Make an exact copy of all the records.

* Entries *
• • • • • • •

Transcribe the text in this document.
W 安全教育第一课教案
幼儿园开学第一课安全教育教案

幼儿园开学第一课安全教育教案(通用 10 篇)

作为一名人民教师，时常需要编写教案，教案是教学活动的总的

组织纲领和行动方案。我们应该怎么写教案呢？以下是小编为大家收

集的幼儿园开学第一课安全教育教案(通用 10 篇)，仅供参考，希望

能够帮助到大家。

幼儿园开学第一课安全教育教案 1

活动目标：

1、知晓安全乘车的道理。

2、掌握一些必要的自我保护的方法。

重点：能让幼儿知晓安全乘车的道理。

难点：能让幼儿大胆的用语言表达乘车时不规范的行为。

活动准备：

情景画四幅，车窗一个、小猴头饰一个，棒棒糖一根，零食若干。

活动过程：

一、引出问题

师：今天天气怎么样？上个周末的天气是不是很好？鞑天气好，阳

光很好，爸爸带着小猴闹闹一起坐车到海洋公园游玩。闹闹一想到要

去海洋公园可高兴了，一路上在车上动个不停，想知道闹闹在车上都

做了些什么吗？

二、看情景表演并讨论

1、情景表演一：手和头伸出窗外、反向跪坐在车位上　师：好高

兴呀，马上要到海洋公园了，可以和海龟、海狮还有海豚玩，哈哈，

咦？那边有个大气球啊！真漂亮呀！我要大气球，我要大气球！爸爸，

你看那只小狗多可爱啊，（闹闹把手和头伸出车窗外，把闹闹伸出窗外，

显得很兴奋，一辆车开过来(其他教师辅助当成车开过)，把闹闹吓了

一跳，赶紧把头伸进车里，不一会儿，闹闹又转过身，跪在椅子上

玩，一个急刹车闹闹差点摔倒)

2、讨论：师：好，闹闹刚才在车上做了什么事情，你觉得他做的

• • • • • • •

* Result of the exercise *
Transcribe the text in this document.
W 安全教育第一课教案
幼儿园开学第一课安全教育教案

幼儿园开学第一课安全教育教案(通用 10 篇)

作为一名人民教师，时常需要编写教案，教案是教学活动的总的

组织纲领和行动方案。我们应该怎么写教案呢？以下是小编为大家收

集的幼儿园开学第一课安全教育教案(通用 10 篇)，仅供参考，希望

能够帮助到大家。

幼儿园开学第一课安全教育教案 1

活动目标：

1、知晓安全乘车的道理。

2、掌握一些必要的自我保护的方法。

重点：能让幼儿知晓安全乘车的道理。

难点：能让幼儿大胆的用语言表达乘车时不规范的行为。

活动准备：

情景画四幅，车窗一个、小猴头饰一个，棒棒糖一根，零食若干。

活动过程：

一、引出问题

师：今天天气怎么样？上个周末的天气是不是很好？鞑天气好，阳

光很好，爸爸带着小猴闹闹一起坐车到海洋公园游玩。闹闹一想到要

去海洋公园可高兴了，一路上在车上动个不停，想知道闹闹在车上都

做了些什么吗？

二、看情景表演并讨论

1、情景表演一：手和头伸出窗外、反向跪坐在车位上　师：好高

兴呀，马上要到海洋公园了，可以和海龟、海狮还有海豚玩，哈哈，

咦？那边有个大气球啊！真漂亮呀！我要大气球，我要大气球！爸爸，

你看那只小狗多可爱啊，（闹闹把手和头伸出车窗外，把闹闹伸出窗外，

显得很兴奋，一辆车开过来(其他教师辅助当成车开过)，把闹闹吓了

一跳，赶紧把头伸进车里，不一会儿，闹闹又转过身，跪在椅子上

玩，一个急刹车闹闹差点摔倒)

2、讨论：师：好，闹闹刚才在车上做了什么事情，你觉得他做的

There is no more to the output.